### Data extract

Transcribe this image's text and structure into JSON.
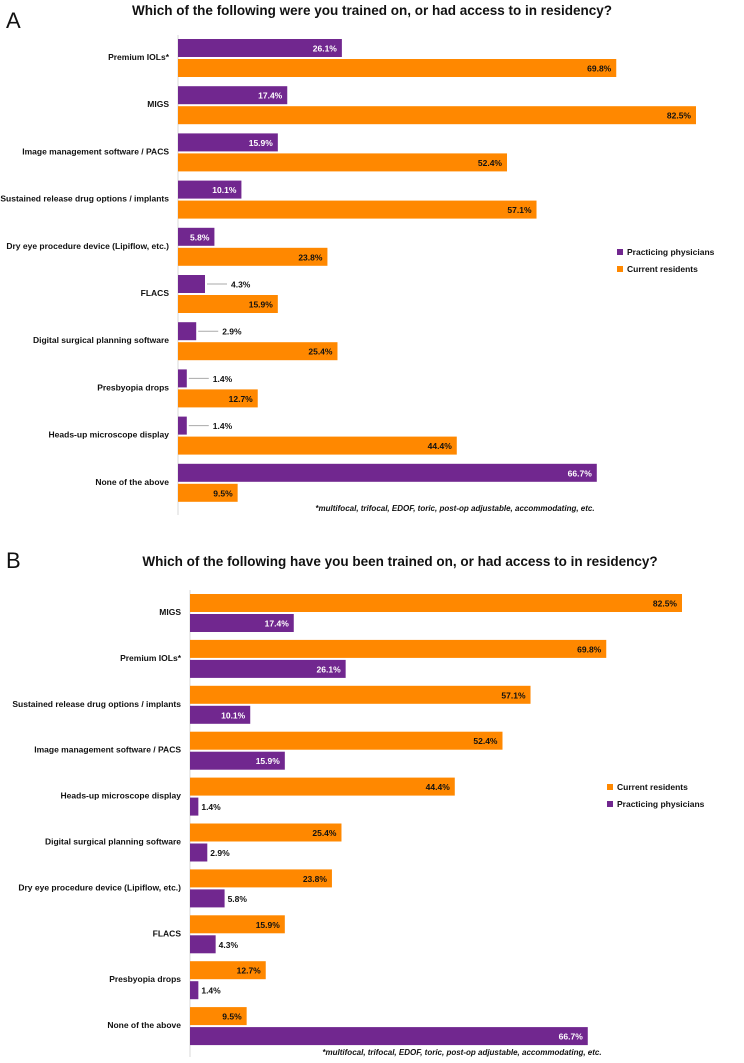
{
  "colors": {
    "practicing": "#71278F",
    "residents": "#FF8800"
  },
  "chart_data": [
    {
      "type": "bar",
      "panel_label": "A",
      "title": "Which of the following were you trained on, or had access to in residency?",
      "orientation": "horizontal",
      "categories": [
        "Premium IOLs*",
        "MIGS",
        "Image management software / PACS",
        "Sustained release drug options / implants",
        "Dry eye procedure device (Lipiflow, etc.)",
        "FLACS",
        "Digital surgical planning software",
        "Presbyopia drops",
        "Heads-up microscope display",
        "None of the above"
      ],
      "series": [
        {
          "name": "Practicing physicians",
          "key": "practicing",
          "values": [
            26.1,
            17.4,
            15.9,
            10.1,
            5.8,
            4.3,
            2.9,
            1.4,
            1.4,
            66.7
          ]
        },
        {
          "name": "Current residents",
          "key": "residents",
          "values": [
            69.8,
            82.5,
            52.4,
            57.1,
            23.8,
            15.9,
            25.4,
            12.7,
            44.4,
            9.5
          ]
        }
      ],
      "xlim": [
        0,
        82.5
      ],
      "unit": "%",
      "legend": "right",
      "footnote": "*multifocal, trifocal, EDOF, toric, post-op adjustable, accommodating, etc."
    },
    {
      "type": "bar",
      "panel_label": "B",
      "title": "Which of the following have you been trained on, or had access to in residency?",
      "orientation": "horizontal",
      "categories": [
        "MIGS",
        "Premium IOLs*",
        "Sustained release drug options / implants",
        "Image management software / PACS",
        "Heads-up microscope display",
        "Digital surgical planning software",
        "Dry eye procedure device (Lipiflow, etc.)",
        "FLACS",
        "Presbyopia drops",
        "None of the above"
      ],
      "series": [
        {
          "name": "Current residents",
          "key": "residents",
          "values": [
            82.5,
            69.8,
            57.1,
            52.4,
            44.4,
            25.4,
            23.8,
            15.9,
            12.7,
            9.5
          ]
        },
        {
          "name": "Practicing physicians",
          "key": "practicing",
          "values": [
            17.4,
            26.1,
            10.1,
            15.9,
            1.4,
            2.9,
            5.8,
            4.3,
            1.4,
            66.7
          ]
        }
      ],
      "xlim": [
        0,
        82.5
      ],
      "unit": "%",
      "legend": "right",
      "footnote": "*multifocal, trifocal, EDOF, toric, post-op adjustable, accommodating, etc."
    }
  ]
}
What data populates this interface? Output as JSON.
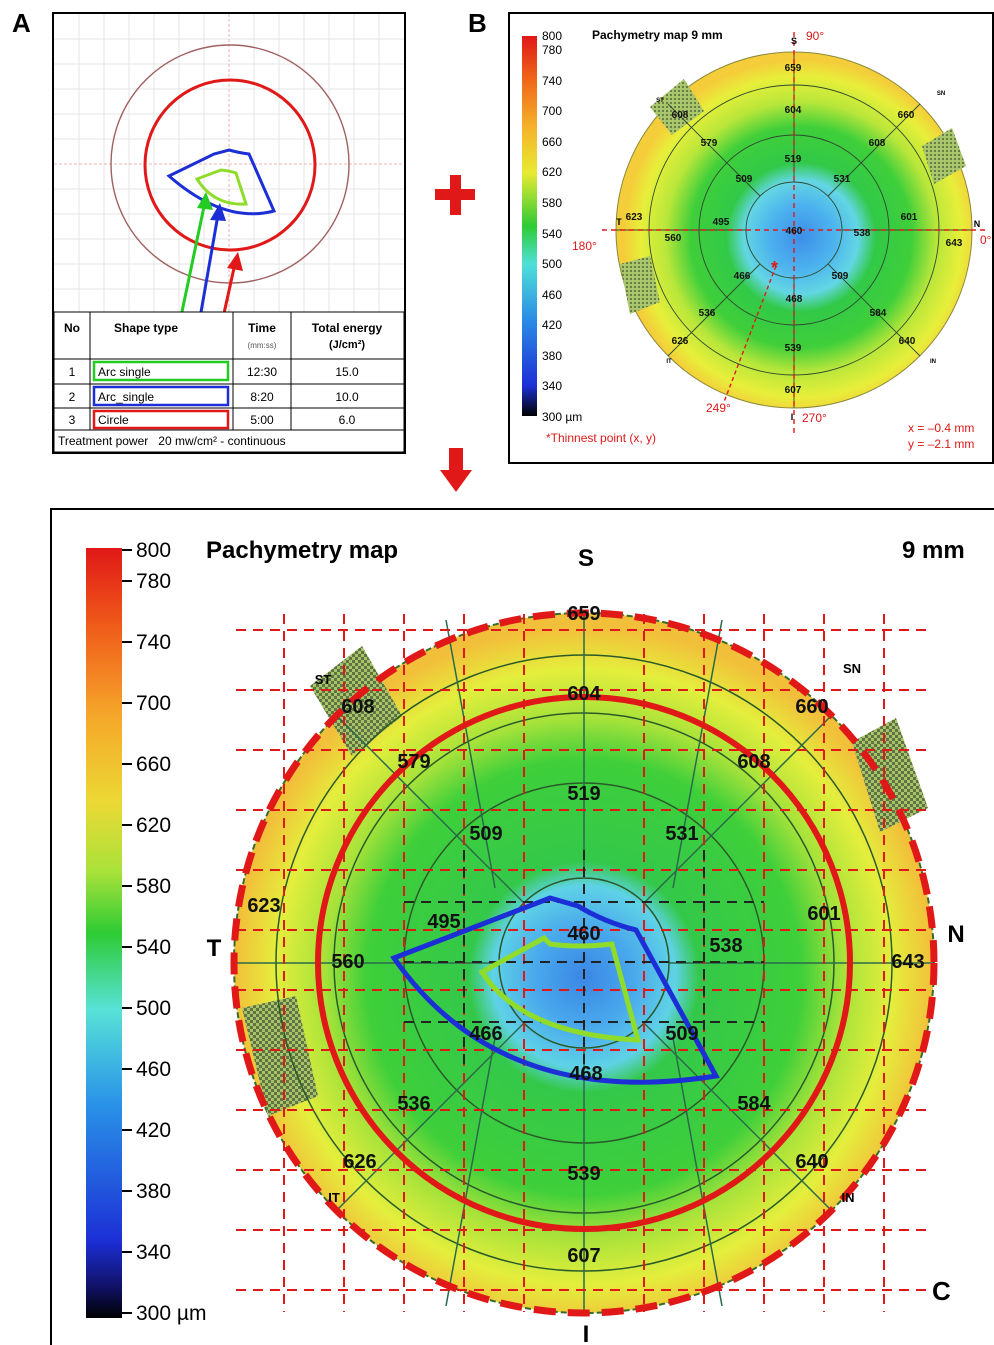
{
  "panels": {
    "a": "A",
    "b": "B",
    "c": "C"
  },
  "table": {
    "headers": [
      "No",
      "Shape type",
      "Time",
      "Total energy"
    ],
    "time_unit": "(mm:ss)",
    "energy_unit": "(J/cm²)",
    "rows": [
      {
        "no": "1",
        "shape": "Arc single",
        "time": "12:30",
        "energy": "15.0",
        "color": "#22cc22"
      },
      {
        "no": "2",
        "shape": "Arc_single",
        "time": "8:20",
        "energy": "10.0",
        "color": "#1c2fd6"
      },
      {
        "no": "3",
        "shape": "Circle",
        "time": "5:00",
        "energy": "6.0",
        "color": "#e01818"
      }
    ],
    "footer_prefix": "Treatment power",
    "footer_value": "20 mw/cm² - continuous"
  },
  "map_small": {
    "title": "Pachymetry map 9 mm",
    "angles": {
      "top": "90°",
      "left": "180°",
      "right": "0°",
      "bottom": "270°",
      "thinnest": "249°"
    },
    "footnote": "*Thinnest point (x, y)",
    "x_readout": "x = –0.4 mm",
    "y_readout": "y = –2.1 mm"
  },
  "map_large": {
    "title": "Pachymetry map",
    "diameter": "9 mm"
  },
  "orientation": {
    "S": "S",
    "I": "I",
    "T": "T",
    "N": "N",
    "ST": "ST",
    "SN": "SN",
    "IT": "IT",
    "IN": "IN"
  },
  "scale": {
    "labels": [
      "800",
      "780",
      "740",
      "700",
      "660",
      "620",
      "580",
      "540",
      "500",
      "460",
      "420",
      "380",
      "340",
      "300 µm"
    ]
  },
  "values": {
    "center": "460",
    "inner": [
      "519",
      "531",
      "538",
      "509",
      "468",
      "466",
      "495",
      "509"
    ],
    "middle": [
      "604",
      "608",
      "601",
      "584",
      "539",
      "536",
      "560",
      "579"
    ],
    "outer": [
      "659",
      "660",
      "643",
      "640",
      "607",
      "626",
      "623",
      "608"
    ]
  },
  "colors": {
    "accent_red": "#e01818",
    "arc_green": "#8fdc2a",
    "arc_blue": "#1c2fd6"
  }
}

### Task objective
Leave the pictures out and write out every entry exactly as given.

### Solution for this problem
Transcribe this image's text and structure into JSON.
{
  "colors": {
    "practicing": "#71278F",
    "residents": "#FF8800"
  },
  "chart_data": [
    {
      "type": "bar",
      "panel_label": "A",
      "title": "Which of the following were you trained on, or had access to in residency?",
      "orientation": "horizontal",
      "categories": [
        "Premium IOLs*",
        "MIGS",
        "Image management software / PACS",
        "Sustained release drug options / implants",
        "Dry eye procedure device (Lipiflow, etc.)",
        "FLACS",
        "Digital surgical planning software",
        "Presbyopia drops",
        "Heads-up microscope display",
        "None of the above"
      ],
      "series": [
        {
          "name": "Practicing physicians",
          "key": "practicing",
          "values": [
            26.1,
            17.4,
            15.9,
            10.1,
            5.8,
            4.3,
            2.9,
            1.4,
            1.4,
            66.7
          ]
        },
        {
          "name": "Current residents",
          "key": "residents",
          "values": [
            69.8,
            82.5,
            52.4,
            57.1,
            23.8,
            15.9,
            25.4,
            12.7,
            44.4,
            9.5
          ]
        }
      ],
      "xlim": [
        0,
        82.5
      ],
      "unit": "%",
      "legend": "right",
      "footnote": "*multifocal, trifocal, EDOF, toric, post-op adjustable, accommodating, etc."
    },
    {
      "type": "bar",
      "panel_label": "B",
      "title": "Which of the following have you been trained on, or had access to in residency?",
      "orientation": "horizontal",
      "categories": [
        "MIGS",
        "Premium IOLs*",
        "Sustained release drug options / implants",
        "Image management software / PACS",
        "Heads-up microscope display",
        "Digital surgical planning software",
        "Dry eye procedure device (Lipiflow, etc.)",
        "FLACS",
        "Presbyopia drops",
        "None of the above"
      ],
      "series": [
        {
          "name": "Current residents",
          "key": "residents",
          "values": [
            82.5,
            69.8,
            57.1,
            52.4,
            44.4,
            25.4,
            23.8,
            15.9,
            12.7,
            9.5
          ]
        },
        {
          "name": "Practicing physicians",
          "key": "practicing",
          "values": [
            17.4,
            26.1,
            10.1,
            15.9,
            1.4,
            2.9,
            5.8,
            4.3,
            1.4,
            66.7
          ]
        }
      ],
      "xlim": [
        0,
        82.5
      ],
      "unit": "%",
      "legend": "right",
      "footnote": "*multifocal, trifocal, EDOF, toric, post-op adjustable, accommodating, etc."
    }
  ]
}
What data populates this interface? Output as JSON.
{
  "panels": {
    "a": "A",
    "b": "B",
    "c": "C"
  },
  "table": {
    "headers": [
      "No",
      "Shape type",
      "Time",
      "Total energy"
    ],
    "time_unit": "(mm:ss)",
    "energy_unit": "(J/cm²)",
    "rows": [
      {
        "no": "1",
        "shape": "Arc single",
        "time": "12:30",
        "energy": "15.0",
        "color": "#22cc22"
      },
      {
        "no": "2",
        "shape": "Arc_single",
        "time": "8:20",
        "energy": "10.0",
        "color": "#1c2fd6"
      },
      {
        "no": "3",
        "shape": "Circle",
        "time": "5:00",
        "energy": "6.0",
        "color": "#e01818"
      }
    ],
    "footer_prefix": "Treatment power",
    "footer_value": "20 mw/cm² - continuous"
  },
  "map_small": {
    "title": "Pachymetry map 9 mm",
    "angles": {
      "top": "90°",
      "left": "180°",
      "right": "0°",
      "bottom": "270°",
      "thinnest": "249°"
    },
    "footnote": "*Thinnest point (x, y)",
    "x_readout": "x = –0.4 mm",
    "y_readout": "y = –2.1 mm"
  },
  "map_large": {
    "title": "Pachymetry map",
    "diameter": "9 mm"
  },
  "orientation": {
    "S": "S",
    "I": "I",
    "T": "T",
    "N": "N",
    "ST": "ST",
    "SN": "SN",
    "IT": "IT",
    "IN": "IN"
  },
  "scale": {
    "labels": [
      "800",
      "780",
      "740",
      "700",
      "660",
      "620",
      "580",
      "540",
      "500",
      "460",
      "420",
      "380",
      "340",
      "300 µm"
    ]
  },
  "values": {
    "center": "460",
    "inner": [
      "519",
      "531",
      "538",
      "509",
      "468",
      "466",
      "495",
      "509"
    ],
    "middle": [
      "604",
      "608",
      "601",
      "584",
      "539",
      "536",
      "560",
      "579"
    ],
    "outer": [
      "659",
      "660",
      "643",
      "640",
      "607",
      "626",
      "623",
      "608"
    ]
  },
  "colors": {
    "accent_red": "#e01818",
    "arc_green": "#8fdc2a",
    "arc_blue": "#1c2fd6"
  }
}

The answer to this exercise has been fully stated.